## Information provided:
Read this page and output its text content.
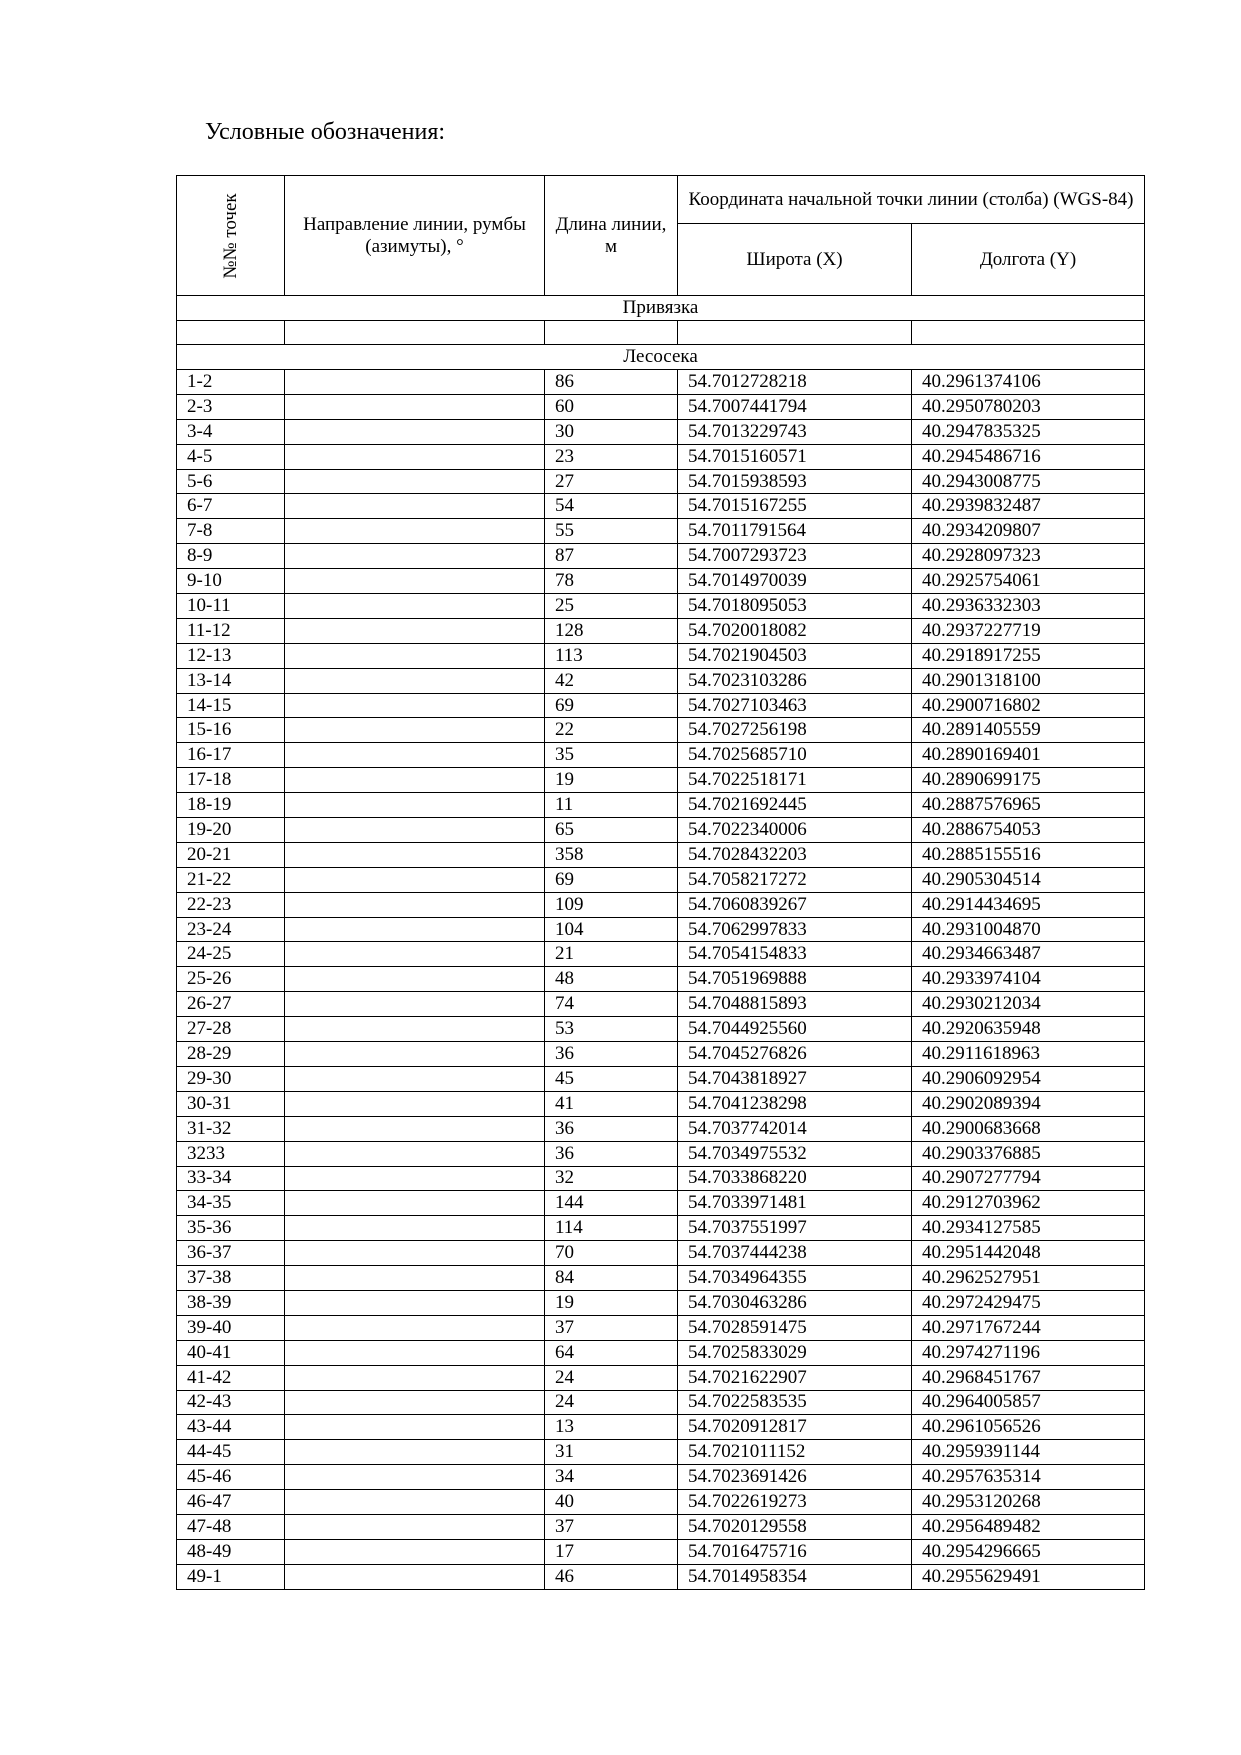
Условные обозначения:
№№ точек	Направление линии, румбы (азимуты), °	Длина линии, м	Координата начальной точки линии (столба) (WGS-84)	
			Широта (X)	Долгота (Y)
Привязка				

Лесосека				
1-2		86	54.7012728218	40.2961374106
2-3		60	54.7007441794	40.2950780203
3-4		30	54.7013229743	40.2947835325
4-5		23	54.7015160571	40.2945486716
5-6		27	54.7015938593	40.2943008775
6-7		54	54.7015167255	40.2939832487
7-8		55	54.7011791564	40.2934209807
8-9		87	54.7007293723	40.2928097323
9-10		78	54.7014970039	40.2925754061
10-11		25	54.7018095053	40.2936332303
11-12		128	54.7020018082	40.2937227719
12-13		113	54.7021904503	40.2918917255
13-14		42	54.7023103286	40.2901318100
14-15		69	54.7027103463	40.2900716802
15-16		22	54.7027256198	40.2891405559
16-17		35	54.7025685710	40.2890169401
17-18		19	54.7022518171	40.2890699175
18-19		11	54.7021692445	40.2887576965
19-20		65	54.7022340006	40.2886754053
20-21		358	54.7028432203	40.2885155516
21-22		69	54.7058217272	40.2905304514
22-23		109	54.7060839267	40.2914434695
23-24		104	54.7062997833	40.2931004870
24-25		21	54.7054154833	40.2934663487
25-26		48	54.7051969888	40.2933974104
26-27		74	54.7048815893	40.2930212034
27-28		53	54.7044925560	40.2920635948
28-29		36	54.7045276826	40.2911618963
29-30		45	54.7043818927	40.2906092954
30-31		41	54.7041238298	40.2902089394
31-32		36	54.7037742014	40.2900683668
3233		36	54.7034975532	40.2903376885
33-34		32	54.7033868220	40.2907277794
34-35		144	54.7033971481	40.2912703962
35-36		114	54.7037551997	40.2934127585
36-37		70	54.7037444238	40.2951442048
37-38		84	54.7034964355	40.2962527951
38-39		19	54.7030463286	40.2972429475
39-40		37	54.7028591475	40.2971767244
40-41		64	54.7025833029	40.2974271196
41-42		24	54.7021622907	40.2968451767
42-43		24	54.7022583535	40.2964005857
43-44		13	54.7020912817	40.2961056526
44-45		31	54.7021011152	40.2959391144
45-46		34	54.7023691426	40.2957635314
46-47		40	54.7022619273	40.2953120268
47-48		37	54.7020129558	40.2956489482
48-49		17	54.7016475716	40.2954296665
49-1		46	54.7014958354	40.2955629491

## Exercise details:
Omit the pictures. Transcribe every record exactly.

## Result for this exercise:
Read this page and output its text content.
Условные обозначения:
№№ точек	Направление линии, румбы (азимуты), °	Длина линии, м	Координата начальной точки линии (столба) (WGS-84)	
			Широта (X)	Долгота (Y)
Привязка				

Лесосека				
1-2		86	54.7012728218	40.2961374106
2-3		60	54.7007441794	40.2950780203
3-4		30	54.7013229743	40.2947835325
4-5		23	54.7015160571	40.2945486716
5-6		27	54.7015938593	40.2943008775
6-7		54	54.7015167255	40.2939832487
7-8		55	54.7011791564	40.2934209807
8-9		87	54.7007293723	40.2928097323
9-10		78	54.7014970039	40.2925754061
10-11		25	54.7018095053	40.2936332303
11-12		128	54.7020018082	40.2937227719
12-13		113	54.7021904503	40.2918917255
13-14		42	54.7023103286	40.2901318100
14-15		69	54.7027103463	40.2900716802
15-16		22	54.7027256198	40.2891405559
16-17		35	54.7025685710	40.2890169401
17-18		19	54.7022518171	40.2890699175
18-19		11	54.7021692445	40.2887576965
19-20		65	54.7022340006	40.2886754053
20-21		358	54.7028432203	40.2885155516
21-22		69	54.7058217272	40.2905304514
22-23		109	54.7060839267	40.2914434695
23-24		104	54.7062997833	40.2931004870
24-25		21	54.7054154833	40.2934663487
25-26		48	54.7051969888	40.2933974104
26-27		74	54.7048815893	40.2930212034
27-28		53	54.7044925560	40.2920635948
28-29		36	54.7045276826	40.2911618963
29-30		45	54.7043818927	40.2906092954
30-31		41	54.7041238298	40.2902089394
31-32		36	54.7037742014	40.2900683668
3233		36	54.7034975532	40.2903376885
33-34		32	54.7033868220	40.2907277794
34-35		144	54.7033971481	40.2912703962
35-36		114	54.7037551997	40.2934127585
36-37		70	54.7037444238	40.2951442048
37-38		84	54.7034964355	40.2962527951
38-39		19	54.7030463286	40.2972429475
39-40		37	54.7028591475	40.2971767244
40-41		64	54.7025833029	40.2974271196
41-42		24	54.7021622907	40.2968451767
42-43		24	54.7022583535	40.2964005857
43-44		13	54.7020912817	40.2961056526
44-45		31	54.7021011152	40.2959391144
45-46		34	54.7023691426	40.2957635314
46-47		40	54.7022619273	40.2953120268
47-48		37	54.7020129558	40.2956489482
48-49		17	54.7016475716	40.2954296665
49-1		46	54.7014958354	40.2955629491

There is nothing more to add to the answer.